| READING PASSAGE |
-- Start --

### Chapter Two Solution
#### 2.1
**Answer**

The probability to select the greedy one is 1-$\epsilon$ plus the probability in the random part, which is $\frac{\epsilon}{2}$ since there is only 2 actions. 
$$
    1 - \epsilon + \frac{\epsilon}{2} = 0.75
$$

#### 2.2
**Answer**

On the time step that the reward got is less than the greedy action's, $\epsilon$ case definitely occurs, on the ones that the rewards are the same, $\epsilon$ case may occurs.
So on time steps 2,5, $\epsilon$ case must occur, and in other steps it may occur.
    
#### 2.3
**Answer**

The case that $\epsilon = 0.01$ will be better, because the asymptomatic limit of the two case are different, shown below.
    $$
        \lim_{t\to\infty}Q_t^{\epsilon=0.1}(a) = 1-\epsilon+\frac{\epsilon}{10} = 0.91\\
        \lim_{t\to\infty}Q_t^{\epsilon=0.01}(a) = 1-\epsilon+\frac{\epsilon}{10} = 0.991
    $$
    
#### 2.4
**Answer**

Let $\alpha_0 = 1$, then 
\begin{equation}
    Q_{n + 1} = \left(\prod_{i=1}^n (1 - \alpha_i) \right) Q_1 + \sum_{i = 1}^{n}  \alpha_{i} R_{i} \prod_{k = i + 1}^n
(1 - \alpha_k).
\end{equation}
Where $\prod_{i=x}^y f(i) \doteq 1$ if $x > y$.
#### 2.5

In [23]:
import matplotlib
import matplotlib.pyplot as plt
import numpy as np
from tqdm import tqdm
%matplotlib notebook

In [91]:
class Bandit:
    # @k_arm: # of arms
    # @epsilon: probability for exploration in epsilon-greedy algorithm
    # @initial: initial estimation for each action
    # @step_size: constant step size for updating estimations
    # @sample_averages: if True, use sample averages to update estimations instead of constant step size
    # @UCB_param: if not None, use UCB algorithm to select action
    # @gradient: if True, use gradient based bandit algorithm
    # @gradient_baseline: if True, use average reward as baseline for gradient based bandit algorithm
    def __init__(self, k_arm=10, epsilon=0., initial=0., step_size=0.1, sample_averages=False, UCB_param=None,
                 gradient=False, gradient_baseline=False, incremental = False,true_reward=0.):
        self.k = k_arm
        self.step_size = step_size
        self.sample_averages = sample_averages
        self.indices = np.arange(self.k)
        self.time = 0
        self.incremental = incremental
        self.UCB_param = UCB_param
        self.gradient = gradient
        self.gradient_baseline = gradient_baseline
        self.average_reward = 0
        self.true_reward = true_reward
        self.epsilon = epsilon
        self.initial = initial

    def reset(self):
        # real reward for each action
        self.q_true = np.random.randn(self.k) + self.true_reward

        # estimation for each action
        self.q_estimation = np.zeros(self.k) + self.initial
        
        self.q_total = np.zeros(self.k)

        # # of chosen times for each action
        self.action_count = np.zeros(self.k)

        self.best_action = np.argmax(self.q_true)

    # get an action for this bandit
    def act(self):
        if np.random.rand() < self.epsilon:
            return np.random.choice(self.indices)

-- End --

| EXERCISE DETAILS |
In the chapter two solutions, which parameters do the "@"-labeled comments at the top of the Bandit class describe? List them all.

| SUPPLIED DATA |
-- Start --

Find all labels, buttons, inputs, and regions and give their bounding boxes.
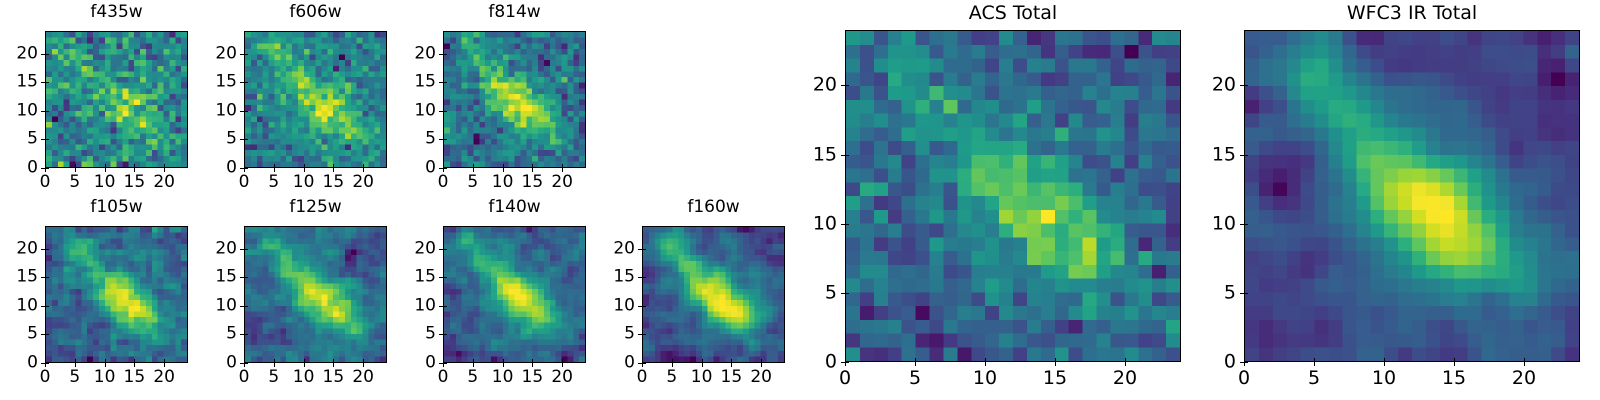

-- End --

| OUTPUT FOR THIS TASK |
k_arm, epsilon, initial, step_size, sample_averages, UCB_param, gradient, gradient_baseline